◆ Exercise data:
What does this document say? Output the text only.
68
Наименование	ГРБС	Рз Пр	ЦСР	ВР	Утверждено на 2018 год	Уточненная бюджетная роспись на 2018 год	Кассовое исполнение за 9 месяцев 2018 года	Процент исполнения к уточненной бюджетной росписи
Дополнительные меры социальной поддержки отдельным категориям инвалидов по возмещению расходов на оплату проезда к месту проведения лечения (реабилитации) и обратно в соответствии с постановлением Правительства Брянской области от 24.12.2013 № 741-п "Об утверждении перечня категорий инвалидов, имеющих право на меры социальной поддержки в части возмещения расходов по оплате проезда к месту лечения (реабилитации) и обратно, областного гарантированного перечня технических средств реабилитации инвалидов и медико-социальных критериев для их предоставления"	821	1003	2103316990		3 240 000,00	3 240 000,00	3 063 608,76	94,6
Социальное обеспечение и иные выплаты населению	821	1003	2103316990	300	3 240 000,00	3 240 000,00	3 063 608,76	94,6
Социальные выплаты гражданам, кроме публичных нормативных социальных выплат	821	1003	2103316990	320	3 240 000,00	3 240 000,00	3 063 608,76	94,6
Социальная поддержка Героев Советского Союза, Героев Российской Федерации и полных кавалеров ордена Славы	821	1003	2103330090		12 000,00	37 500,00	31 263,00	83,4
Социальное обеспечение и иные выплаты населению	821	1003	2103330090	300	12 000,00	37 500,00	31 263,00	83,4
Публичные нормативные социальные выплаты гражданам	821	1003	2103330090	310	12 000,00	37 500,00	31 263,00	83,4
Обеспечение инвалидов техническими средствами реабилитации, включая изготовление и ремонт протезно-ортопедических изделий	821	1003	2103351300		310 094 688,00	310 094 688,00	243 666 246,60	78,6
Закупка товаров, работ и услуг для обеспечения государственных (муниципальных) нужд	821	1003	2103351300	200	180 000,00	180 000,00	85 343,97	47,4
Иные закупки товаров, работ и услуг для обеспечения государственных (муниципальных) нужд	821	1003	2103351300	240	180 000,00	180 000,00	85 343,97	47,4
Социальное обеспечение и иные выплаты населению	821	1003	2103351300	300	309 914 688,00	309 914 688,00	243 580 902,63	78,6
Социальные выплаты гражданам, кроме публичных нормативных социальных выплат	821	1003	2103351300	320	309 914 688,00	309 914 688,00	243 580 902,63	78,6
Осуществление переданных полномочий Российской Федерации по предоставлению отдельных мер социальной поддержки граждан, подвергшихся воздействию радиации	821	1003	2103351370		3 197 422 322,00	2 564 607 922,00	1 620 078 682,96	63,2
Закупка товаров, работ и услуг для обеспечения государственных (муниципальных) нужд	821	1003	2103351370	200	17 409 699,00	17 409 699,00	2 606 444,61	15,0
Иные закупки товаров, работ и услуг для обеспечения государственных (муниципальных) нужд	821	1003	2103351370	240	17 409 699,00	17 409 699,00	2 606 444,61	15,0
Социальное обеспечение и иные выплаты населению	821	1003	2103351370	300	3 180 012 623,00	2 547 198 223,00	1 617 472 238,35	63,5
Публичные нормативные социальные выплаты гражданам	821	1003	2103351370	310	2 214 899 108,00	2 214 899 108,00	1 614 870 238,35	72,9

◆ Aim of the exercise: Give a word-for-word copy of the records.

◆ Reply:
What does this document say? Output the text only.
68
Наименование	ГРБС	Рз Пр	ЦСР	ВР	Утверждено на 2018 год	Уточненная бюджетная роспись на 2018 год	Кассовое исполнение за 9 месяцев 2018 года	Процент исполнения к уточненной бюджетной росписи
Дополнительные меры социальной поддержки отдельным категориям инвалидов по возмещению расходов на оплату проезда к месту проведения лечения (реабилитации) и обратно в соответствии с постановлением Правительства Брянской области от 24.12.2013 № 741-п "Об утверждении перечня категорий инвалидов, имеющих право на меры социальной поддержки в части возмещения расходов по оплате проезда к месту лечения (реабилитации) и обратно, областного гарантированного перечня технических средств реабилитации инвалидов и медико-социальных критериев для их предоставления"	821	1003	2103316990		3 240 000,00	3 240 000,00	3 063 608,76	94,6
Социальное обеспечение и иные выплаты населению	821	1003	2103316990	300	3 240 000,00	3 240 000,00	3 063 608,76	94,6
Социальные выплаты гражданам, кроме публичных нормативных социальных выплат	821	1003	2103316990	320	3 240 000,00	3 240 000,00	3 063 608,76	94,6
Социальная поддержка Героев Советского Союза, Героев Российской Федерации и полных кавалеров ордена Славы	821	1003	2103330090		12 000,00	37 500,00	31 263,00	83,4
Социальное обеспечение и иные выплаты населению	821	1003	2103330090	300	12 000,00	37 500,00	31 263,00	83,4
Публичные нормативные социальные выплаты гражданам	821	1003	2103330090	310	12 000,00	37 500,00	31 263,00	83,4
Обеспечение инвалидов техническими средствами реабилитации, включая изготовление и ремонт протезно-ортопедических изделий	821	1003	2103351300		310 094 688,00	310 094 688,00	243 666 246,60	78,6
Закупка товаров, работ и услуг для обеспечения государственных (муниципальных) нужд	821	1003	2103351300	200	180 000,00	180 000,00	85 343,97	47,4
Иные закупки товаров, работ и услуг для обеспечения государственных (муниципальных) нужд	821	1003	2103351300	240	180 000,00	180 000,00	85 343,97	47,4
Социальное обеспечение и иные выплаты населению	821	1003	2103351300	300	309 914 688,00	309 914 688,00	243 580 902,63	78,6
Социальные выплаты гражданам, кроме публичных нормативных социальных выплат	821	1003	2103351300	320	309 914 688,00	309 914 688,00	243 580 902,63	78,6
Осуществление переданных полномочий Российской Федерации по предоставлению отдельных мер социальной поддержки граждан, подвергшихся воздействию радиации	821	1003	2103351370		3 197 422 322,00	2 564 607 922,00	1 620 078 682,96	63,2
Закупка товаров, работ и услуг для обеспечения государственных (муниципальных) нужд	821	1003	2103351370	200	17 409 699,00	17 409 699,00	2 606 444,61	15,0
Иные закупки товаров, работ и услуг для обеспечения государственных (муниципальных) нужд	821	1003	2103351370	240	17 409 699,00	17 409 699,00	2 606 444,61	15,0
Социальное обеспечение и иные выплаты населению	821	1003	2103351370	300	3 180 012 623,00	2 547 198 223,00	1 617 472 238,35	63,5
Публичные нормативные социальные выплаты гражданам	821	1003	2103351370	310	2 214 899 108,00	2 214 899 108,00	1 614 870 238,35	72,9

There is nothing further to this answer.